╭──

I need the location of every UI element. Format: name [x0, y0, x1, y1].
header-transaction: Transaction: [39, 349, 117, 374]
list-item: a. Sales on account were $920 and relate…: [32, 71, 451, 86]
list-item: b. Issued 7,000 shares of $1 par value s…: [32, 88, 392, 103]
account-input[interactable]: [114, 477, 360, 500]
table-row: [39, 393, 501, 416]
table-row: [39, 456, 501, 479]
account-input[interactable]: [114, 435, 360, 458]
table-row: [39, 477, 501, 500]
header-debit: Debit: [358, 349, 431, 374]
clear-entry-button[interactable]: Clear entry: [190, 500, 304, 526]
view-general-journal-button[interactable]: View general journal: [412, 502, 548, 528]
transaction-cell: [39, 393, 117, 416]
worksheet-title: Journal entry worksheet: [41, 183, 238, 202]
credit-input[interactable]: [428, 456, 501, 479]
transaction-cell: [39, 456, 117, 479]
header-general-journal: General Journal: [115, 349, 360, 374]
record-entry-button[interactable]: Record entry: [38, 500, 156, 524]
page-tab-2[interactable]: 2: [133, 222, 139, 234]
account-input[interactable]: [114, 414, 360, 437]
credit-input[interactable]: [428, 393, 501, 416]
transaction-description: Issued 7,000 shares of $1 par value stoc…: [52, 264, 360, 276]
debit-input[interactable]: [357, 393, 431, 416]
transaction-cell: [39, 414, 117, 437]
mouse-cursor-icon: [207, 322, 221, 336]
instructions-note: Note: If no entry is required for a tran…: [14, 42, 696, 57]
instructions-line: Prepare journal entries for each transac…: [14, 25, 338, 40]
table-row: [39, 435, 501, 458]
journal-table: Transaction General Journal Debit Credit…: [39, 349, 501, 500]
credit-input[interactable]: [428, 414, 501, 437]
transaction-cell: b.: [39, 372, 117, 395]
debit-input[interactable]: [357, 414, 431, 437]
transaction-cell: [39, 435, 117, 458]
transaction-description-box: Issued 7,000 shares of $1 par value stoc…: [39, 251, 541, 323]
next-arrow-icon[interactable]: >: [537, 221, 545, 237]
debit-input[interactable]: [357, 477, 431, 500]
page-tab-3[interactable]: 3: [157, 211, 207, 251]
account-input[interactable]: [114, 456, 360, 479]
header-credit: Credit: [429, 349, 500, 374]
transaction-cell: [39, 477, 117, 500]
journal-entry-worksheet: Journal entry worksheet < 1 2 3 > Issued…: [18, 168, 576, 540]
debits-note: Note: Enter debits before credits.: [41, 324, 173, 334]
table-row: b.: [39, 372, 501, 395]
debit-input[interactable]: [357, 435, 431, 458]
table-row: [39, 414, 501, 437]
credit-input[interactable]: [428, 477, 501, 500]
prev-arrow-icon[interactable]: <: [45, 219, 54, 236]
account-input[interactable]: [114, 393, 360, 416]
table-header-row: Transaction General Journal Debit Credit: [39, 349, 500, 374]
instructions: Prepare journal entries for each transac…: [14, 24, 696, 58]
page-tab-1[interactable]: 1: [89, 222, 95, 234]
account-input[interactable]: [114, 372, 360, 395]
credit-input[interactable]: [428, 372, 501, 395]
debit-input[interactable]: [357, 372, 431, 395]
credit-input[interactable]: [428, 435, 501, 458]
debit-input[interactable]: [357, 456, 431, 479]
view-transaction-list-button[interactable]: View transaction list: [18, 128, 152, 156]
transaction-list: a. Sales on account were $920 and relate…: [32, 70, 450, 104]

╰──

Work to be completed: Render every one of the lines above as a numbered list, omitting any blank lines.

Task answer:
1. I need the location of every UI element. Format: name [x0, y0, x1, y1].
2. header-transaction: Transaction: [39, 349, 117, 374]
3. list-item: a. Sales on account were $920 and relate…: [32, 71, 451, 86]
4. list-item: b. Issued 7,000 shares of $1 par value s…: [32, 88, 392, 103]
5. account-input[interactable]: [114, 477, 360, 500]
6. table-row: [39, 393, 501, 416]
7. table-row: [39, 456, 501, 479]
8. account-input[interactable]: [114, 435, 360, 458]
9. table-row: [39, 477, 501, 500]
10. header-debit: Debit: [358, 349, 431, 374]
11. clear-entry-button[interactable]: Clear entry: [190, 500, 304, 526]
12. view-general-journal-button[interactable]: View general journal: [412, 502, 548, 528]
13. transaction-cell: [39, 393, 117, 416]
14. worksheet-title: Journal entry worksheet: [41, 183, 238, 202]
15. credit-input[interactable]: [428, 456, 501, 479]
16. transaction-cell: [39, 456, 117, 479]
17. header-general-journal: General Journal: [115, 349, 360, 374]
18. record-entry-button[interactable]: Record entry: [38, 500, 156, 524]
19. page-tab-2[interactable]: 2: [133, 222, 139, 234]
20. account-input[interactable]: [114, 414, 360, 437]
21. credit-input[interactable]: [428, 393, 501, 416]
22. transaction-description: Issued 7,000 shares of $1 par value stoc…: [52, 264, 360, 276]
23. debit-input[interactable]: [357, 393, 431, 416]
24. transaction-cell: [39, 414, 117, 437]
25. mouse-cursor-icon: [207, 322, 221, 336]
26. instructions-note: Note: If no entry is required for a tran…: [14, 42, 696, 57]
27. instructions-line: Prepare journal entries for each transac…: [14, 25, 338, 40]
28. table-row: [39, 435, 501, 458]
29. journal-table: Transaction General Journal Debit Credit…: [39, 349, 501, 500]
30. credit-input[interactable]: [428, 414, 501, 437]
31. transaction-cell: b.: [39, 372, 117, 395]
32. debit-input[interactable]: [357, 414, 431, 437]
33. transaction-cell: [39, 435, 117, 458]
34. transaction-description-box: Issued 7,000 shares of $1 par value stoc…: [39, 251, 541, 323]
35. next-arrow-icon[interactable]: >: [537, 221, 545, 237]
36. debit-input[interactable]: [357, 477, 431, 500]
37. page-tab-3[interactable]: 3: [157, 211, 207, 251]
38. account-input[interactable]: [114, 456, 360, 479]
39. header-credit: Credit: [429, 349, 500, 374]
40. transaction-cell: [39, 477, 117, 500]
41. journal-entry-worksheet: Journal entry worksheet < 1 2 3 > Issued…: [18, 168, 576, 540]
42. debits-note: Note: Enter debits before credits.: [41, 324, 173, 334]
43. table-row: b.: [39, 372, 501, 395]
44. debit-input[interactable]: [357, 435, 431, 458]
45. table-row: [39, 414, 501, 437]
46. credit-input[interactable]: [428, 477, 501, 500]
47. prev-arrow-icon[interactable]: <: [45, 219, 54, 236]
48. account-input[interactable]: [114, 393, 360, 416]
49. table-header-row: Transaction General Journal Debit Credit: [39, 349, 500, 374]
50. instructions: Prepare journal entries for each transac…: [14, 24, 696, 58]
51. page-tab-1[interactable]: 1: [89, 222, 95, 234]
52. account-input[interactable]: [114, 372, 360, 395]
53. credit-input[interactable]: [428, 372, 501, 395]
54. debit-input[interactable]: [357, 372, 431, 395]
55. credit-input[interactable]: [428, 435, 501, 458]
56. debit-input[interactable]: [357, 456, 431, 479]
57. view-transaction-list-button[interactable]: View transaction list: [18, 128, 152, 156]
58. transaction-list: a. Sales on account were $920 and relate…: [32, 70, 450, 104]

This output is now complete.